### Exercise
Quote the items verbatim from the line with "data-point bbox=[512, 67, 517, 72]" to the line with "x-tick-label: 8.5 bbox=[394, 489, 402, 495]", including both of those lines.

### Listing
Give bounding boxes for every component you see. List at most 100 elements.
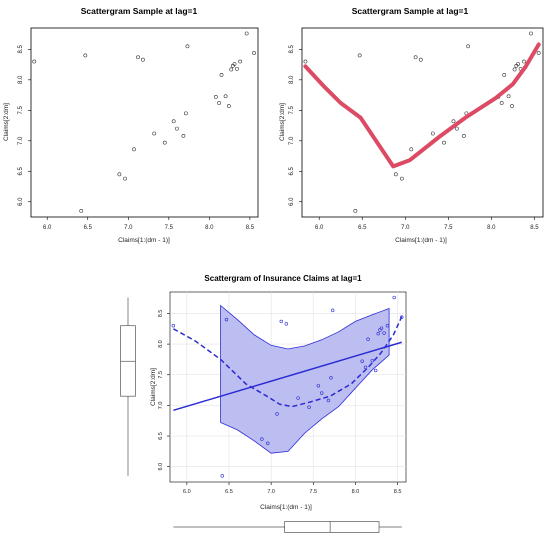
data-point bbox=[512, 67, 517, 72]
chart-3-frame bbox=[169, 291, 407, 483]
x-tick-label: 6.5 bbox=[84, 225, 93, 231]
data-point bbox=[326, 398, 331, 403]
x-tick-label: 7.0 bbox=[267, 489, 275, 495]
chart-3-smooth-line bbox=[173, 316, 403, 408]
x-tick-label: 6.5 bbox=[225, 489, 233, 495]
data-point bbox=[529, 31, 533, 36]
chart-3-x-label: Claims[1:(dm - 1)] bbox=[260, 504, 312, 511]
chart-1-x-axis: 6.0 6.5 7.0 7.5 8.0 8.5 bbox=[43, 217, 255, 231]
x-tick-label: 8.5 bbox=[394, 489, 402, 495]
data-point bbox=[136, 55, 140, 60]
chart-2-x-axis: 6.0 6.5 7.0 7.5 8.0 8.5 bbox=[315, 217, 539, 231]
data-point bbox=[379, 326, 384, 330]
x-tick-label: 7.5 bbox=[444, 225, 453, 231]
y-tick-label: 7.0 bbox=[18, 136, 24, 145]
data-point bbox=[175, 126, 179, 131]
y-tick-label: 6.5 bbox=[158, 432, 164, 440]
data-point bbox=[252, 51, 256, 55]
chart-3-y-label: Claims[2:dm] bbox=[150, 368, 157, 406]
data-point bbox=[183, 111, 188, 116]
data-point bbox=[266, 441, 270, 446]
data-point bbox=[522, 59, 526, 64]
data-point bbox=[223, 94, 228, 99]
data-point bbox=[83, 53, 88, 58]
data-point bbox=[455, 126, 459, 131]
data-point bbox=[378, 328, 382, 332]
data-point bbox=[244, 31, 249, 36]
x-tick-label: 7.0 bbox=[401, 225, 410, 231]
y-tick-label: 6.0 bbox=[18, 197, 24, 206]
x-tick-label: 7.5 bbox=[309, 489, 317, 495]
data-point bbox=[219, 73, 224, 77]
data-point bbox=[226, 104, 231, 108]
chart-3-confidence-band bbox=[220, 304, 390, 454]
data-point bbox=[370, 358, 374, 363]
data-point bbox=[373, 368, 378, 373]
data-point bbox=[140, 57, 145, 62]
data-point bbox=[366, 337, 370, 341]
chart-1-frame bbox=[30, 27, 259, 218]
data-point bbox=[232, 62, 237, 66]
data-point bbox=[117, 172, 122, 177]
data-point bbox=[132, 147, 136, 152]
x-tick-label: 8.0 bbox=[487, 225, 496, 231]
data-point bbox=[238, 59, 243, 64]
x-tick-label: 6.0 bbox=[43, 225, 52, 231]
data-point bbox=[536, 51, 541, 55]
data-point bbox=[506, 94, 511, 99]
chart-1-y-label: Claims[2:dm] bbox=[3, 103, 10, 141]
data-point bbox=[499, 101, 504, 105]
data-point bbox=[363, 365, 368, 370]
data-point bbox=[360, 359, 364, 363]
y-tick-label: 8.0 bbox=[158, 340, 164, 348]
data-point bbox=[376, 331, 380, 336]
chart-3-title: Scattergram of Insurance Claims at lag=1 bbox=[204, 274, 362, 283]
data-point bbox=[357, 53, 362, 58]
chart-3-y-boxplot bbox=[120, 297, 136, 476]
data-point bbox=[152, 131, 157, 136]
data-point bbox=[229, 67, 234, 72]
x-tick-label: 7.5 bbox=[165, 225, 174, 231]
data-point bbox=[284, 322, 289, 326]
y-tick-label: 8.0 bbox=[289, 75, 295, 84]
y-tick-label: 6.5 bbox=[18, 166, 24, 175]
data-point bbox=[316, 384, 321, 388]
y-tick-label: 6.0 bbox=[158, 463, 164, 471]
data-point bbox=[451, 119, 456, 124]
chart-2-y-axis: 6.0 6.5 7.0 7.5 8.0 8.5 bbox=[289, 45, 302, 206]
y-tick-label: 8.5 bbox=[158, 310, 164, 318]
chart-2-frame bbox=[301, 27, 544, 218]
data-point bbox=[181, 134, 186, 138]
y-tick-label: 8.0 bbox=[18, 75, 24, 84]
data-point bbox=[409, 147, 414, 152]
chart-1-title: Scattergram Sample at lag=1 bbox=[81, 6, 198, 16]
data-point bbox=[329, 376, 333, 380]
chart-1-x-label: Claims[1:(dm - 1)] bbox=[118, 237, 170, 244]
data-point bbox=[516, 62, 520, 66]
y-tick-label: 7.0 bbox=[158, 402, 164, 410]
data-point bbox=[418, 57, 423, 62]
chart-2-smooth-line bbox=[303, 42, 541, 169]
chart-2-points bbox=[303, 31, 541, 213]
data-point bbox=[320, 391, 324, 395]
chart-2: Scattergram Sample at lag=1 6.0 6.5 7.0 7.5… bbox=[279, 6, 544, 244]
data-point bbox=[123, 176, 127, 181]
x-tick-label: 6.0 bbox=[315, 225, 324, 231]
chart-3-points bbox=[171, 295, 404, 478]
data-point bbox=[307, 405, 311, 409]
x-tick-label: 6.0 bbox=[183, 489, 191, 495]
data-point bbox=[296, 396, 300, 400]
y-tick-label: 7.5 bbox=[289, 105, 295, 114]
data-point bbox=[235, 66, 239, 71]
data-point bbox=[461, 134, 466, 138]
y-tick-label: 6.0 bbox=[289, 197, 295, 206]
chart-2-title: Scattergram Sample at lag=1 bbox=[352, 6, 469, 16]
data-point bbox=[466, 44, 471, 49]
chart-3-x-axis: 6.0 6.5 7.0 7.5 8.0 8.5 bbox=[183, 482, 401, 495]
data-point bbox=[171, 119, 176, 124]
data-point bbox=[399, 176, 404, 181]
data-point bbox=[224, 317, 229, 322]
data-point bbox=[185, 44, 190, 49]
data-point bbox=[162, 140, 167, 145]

### Solution
data-point bbox=[512, 67, 517, 72]
chart-3-frame bbox=[169, 291, 407, 483]
x-tick-label: 6.5 bbox=[84, 225, 93, 231]
data-point bbox=[326, 398, 331, 403]
x-tick-label: 7.0 bbox=[267, 489, 275, 495]
chart-3-smooth-line bbox=[173, 316, 403, 408]
x-tick-label: 6.5 bbox=[225, 489, 233, 495]
data-point bbox=[529, 31, 533, 36]
chart-3-x-label: Claims[1:(dm - 1)] bbox=[260, 504, 312, 511]
chart-1-x-axis: 6.0 6.5 7.0 7.5 8.0 8.5 bbox=[43, 217, 255, 231]
x-tick-label: 8.5 bbox=[394, 489, 402, 495]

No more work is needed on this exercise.